+++ DATA FOR THIS EXERCISE +++
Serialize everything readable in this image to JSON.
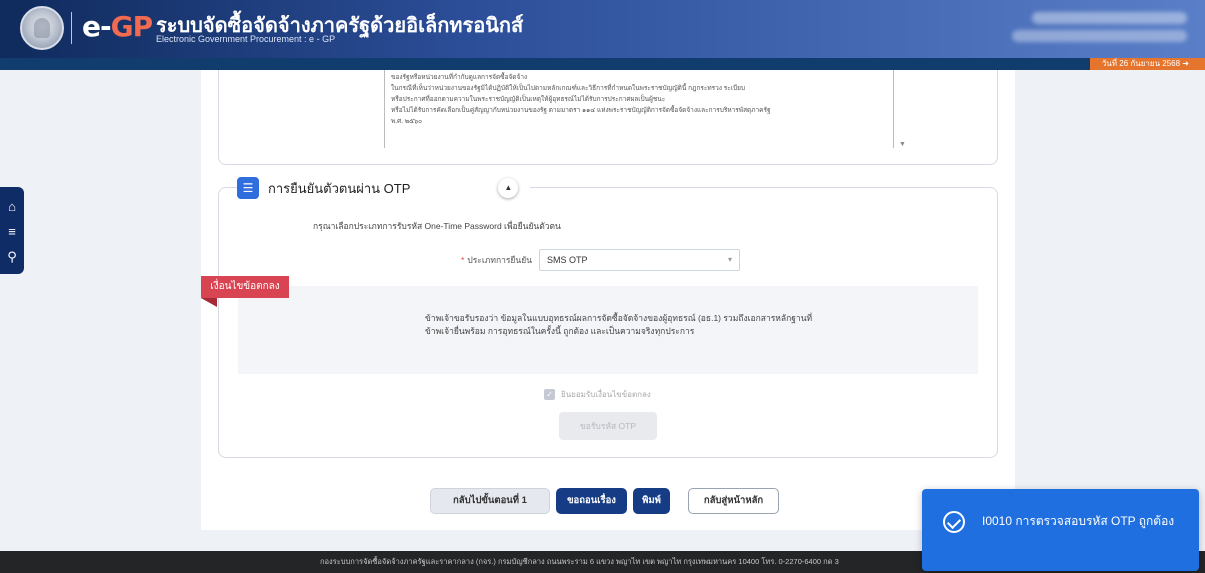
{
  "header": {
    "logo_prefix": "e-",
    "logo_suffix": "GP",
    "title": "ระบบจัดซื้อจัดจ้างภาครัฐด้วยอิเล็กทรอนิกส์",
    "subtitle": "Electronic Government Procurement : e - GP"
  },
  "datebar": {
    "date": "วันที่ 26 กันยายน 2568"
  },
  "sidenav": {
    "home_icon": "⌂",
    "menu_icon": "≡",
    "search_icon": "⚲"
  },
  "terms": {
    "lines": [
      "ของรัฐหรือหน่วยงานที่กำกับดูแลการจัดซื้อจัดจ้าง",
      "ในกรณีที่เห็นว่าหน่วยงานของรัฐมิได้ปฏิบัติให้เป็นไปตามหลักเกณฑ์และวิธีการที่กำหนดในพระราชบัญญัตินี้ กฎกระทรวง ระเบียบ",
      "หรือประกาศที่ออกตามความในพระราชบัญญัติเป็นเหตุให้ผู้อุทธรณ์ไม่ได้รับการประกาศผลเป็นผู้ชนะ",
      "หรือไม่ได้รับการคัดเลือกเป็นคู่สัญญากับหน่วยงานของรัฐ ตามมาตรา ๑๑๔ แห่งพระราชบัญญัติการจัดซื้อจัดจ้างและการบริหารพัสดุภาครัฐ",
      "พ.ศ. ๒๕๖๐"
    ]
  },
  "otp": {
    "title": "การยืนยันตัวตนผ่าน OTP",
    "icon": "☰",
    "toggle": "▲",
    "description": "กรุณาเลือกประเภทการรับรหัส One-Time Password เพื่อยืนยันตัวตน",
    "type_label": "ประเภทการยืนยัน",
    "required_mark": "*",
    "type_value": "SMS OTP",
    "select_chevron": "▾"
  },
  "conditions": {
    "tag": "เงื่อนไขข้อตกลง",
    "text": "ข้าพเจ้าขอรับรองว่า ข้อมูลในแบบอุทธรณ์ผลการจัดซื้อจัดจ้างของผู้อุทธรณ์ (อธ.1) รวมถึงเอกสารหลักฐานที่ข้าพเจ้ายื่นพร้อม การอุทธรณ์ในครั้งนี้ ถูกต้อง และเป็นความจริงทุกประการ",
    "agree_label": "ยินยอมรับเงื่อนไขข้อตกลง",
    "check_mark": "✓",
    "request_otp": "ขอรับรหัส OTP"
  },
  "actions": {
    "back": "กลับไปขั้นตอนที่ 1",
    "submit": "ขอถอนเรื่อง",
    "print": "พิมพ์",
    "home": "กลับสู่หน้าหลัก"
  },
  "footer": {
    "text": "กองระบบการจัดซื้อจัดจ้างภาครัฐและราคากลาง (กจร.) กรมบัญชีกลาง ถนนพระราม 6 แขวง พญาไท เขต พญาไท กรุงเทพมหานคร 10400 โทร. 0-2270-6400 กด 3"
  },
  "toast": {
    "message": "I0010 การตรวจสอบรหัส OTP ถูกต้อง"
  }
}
+++
+++ DATA FOR THIS EXERCISE +++
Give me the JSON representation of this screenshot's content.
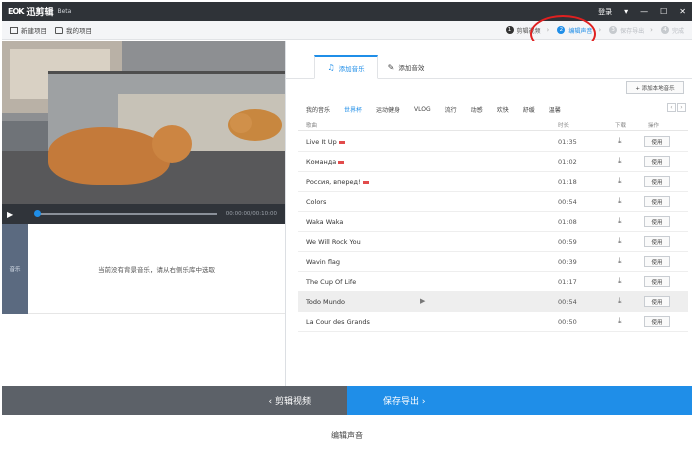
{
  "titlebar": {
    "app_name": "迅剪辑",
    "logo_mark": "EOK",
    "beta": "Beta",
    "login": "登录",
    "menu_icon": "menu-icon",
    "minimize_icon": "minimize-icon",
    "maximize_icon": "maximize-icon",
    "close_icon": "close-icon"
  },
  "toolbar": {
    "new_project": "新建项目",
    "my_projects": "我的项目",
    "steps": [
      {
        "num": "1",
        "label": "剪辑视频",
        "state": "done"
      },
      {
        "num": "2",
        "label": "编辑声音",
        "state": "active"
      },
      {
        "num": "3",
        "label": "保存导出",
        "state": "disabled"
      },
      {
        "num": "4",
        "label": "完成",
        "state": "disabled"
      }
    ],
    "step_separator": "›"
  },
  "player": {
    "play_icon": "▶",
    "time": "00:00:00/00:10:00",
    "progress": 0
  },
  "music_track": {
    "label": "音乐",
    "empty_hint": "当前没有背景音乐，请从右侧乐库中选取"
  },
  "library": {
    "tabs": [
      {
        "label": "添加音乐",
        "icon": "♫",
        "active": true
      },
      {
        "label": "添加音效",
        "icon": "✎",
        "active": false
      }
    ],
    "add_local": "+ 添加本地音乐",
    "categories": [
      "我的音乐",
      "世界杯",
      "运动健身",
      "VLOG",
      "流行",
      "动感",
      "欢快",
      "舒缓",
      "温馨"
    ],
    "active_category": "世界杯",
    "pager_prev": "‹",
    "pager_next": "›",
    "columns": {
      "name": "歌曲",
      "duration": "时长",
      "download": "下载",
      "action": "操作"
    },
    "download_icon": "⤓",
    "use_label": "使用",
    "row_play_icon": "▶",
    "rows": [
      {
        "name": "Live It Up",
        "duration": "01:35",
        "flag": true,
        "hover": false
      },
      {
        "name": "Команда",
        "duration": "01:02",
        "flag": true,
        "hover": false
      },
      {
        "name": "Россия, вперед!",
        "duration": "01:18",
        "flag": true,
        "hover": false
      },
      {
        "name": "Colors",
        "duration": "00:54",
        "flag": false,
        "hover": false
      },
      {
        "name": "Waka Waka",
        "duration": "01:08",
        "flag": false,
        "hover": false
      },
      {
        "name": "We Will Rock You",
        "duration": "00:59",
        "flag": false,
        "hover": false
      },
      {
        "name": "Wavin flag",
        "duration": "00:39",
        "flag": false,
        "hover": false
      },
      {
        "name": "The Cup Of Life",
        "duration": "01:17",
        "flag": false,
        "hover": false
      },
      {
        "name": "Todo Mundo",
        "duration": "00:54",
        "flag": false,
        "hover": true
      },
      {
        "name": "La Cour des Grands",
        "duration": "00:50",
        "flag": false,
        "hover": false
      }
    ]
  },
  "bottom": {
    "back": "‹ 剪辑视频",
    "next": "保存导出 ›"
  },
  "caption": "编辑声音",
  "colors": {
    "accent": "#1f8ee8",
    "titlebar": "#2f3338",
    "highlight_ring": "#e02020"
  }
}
+++
+++ DATA FOR THIS EXERCISE +++
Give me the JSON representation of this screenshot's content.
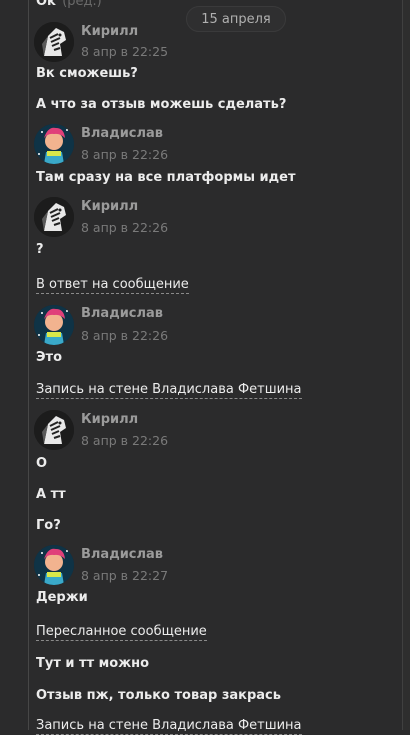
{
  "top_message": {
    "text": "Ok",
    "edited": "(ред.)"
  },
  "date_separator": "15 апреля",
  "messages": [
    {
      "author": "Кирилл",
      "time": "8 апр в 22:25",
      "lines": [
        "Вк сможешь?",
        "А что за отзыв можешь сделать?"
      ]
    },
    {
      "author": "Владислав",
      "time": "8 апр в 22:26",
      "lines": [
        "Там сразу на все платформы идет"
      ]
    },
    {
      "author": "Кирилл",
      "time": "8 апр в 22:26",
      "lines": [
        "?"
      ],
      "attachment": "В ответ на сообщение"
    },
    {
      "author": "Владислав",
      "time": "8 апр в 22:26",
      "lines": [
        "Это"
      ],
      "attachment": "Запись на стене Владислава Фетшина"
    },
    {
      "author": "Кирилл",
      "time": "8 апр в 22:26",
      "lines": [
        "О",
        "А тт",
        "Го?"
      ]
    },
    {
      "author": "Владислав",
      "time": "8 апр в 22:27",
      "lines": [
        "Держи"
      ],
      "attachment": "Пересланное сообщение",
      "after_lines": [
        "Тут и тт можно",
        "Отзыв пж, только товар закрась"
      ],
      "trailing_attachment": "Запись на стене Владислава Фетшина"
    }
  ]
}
+++
■ **TASK STATEMENT**: Copy out each line that contains the word "างภาคร".

■ **RESULT OF THE EXERCISE**:
    "title": "ระบบจัดซื้อจัดจ้างภาครัฐด้วยอิเล็กทรอนิกส์",
    "text": "กองระบบการจัดซื้อจัดจ้างภาครัฐและราคากลาง (กจร.) กรมบัญชีกลาง ถนนพระราม 6 แขวง พญาไท เขต พญาไท กรุงเทพมหานคร 10400 โทร. 0-2270-6400 กด 3"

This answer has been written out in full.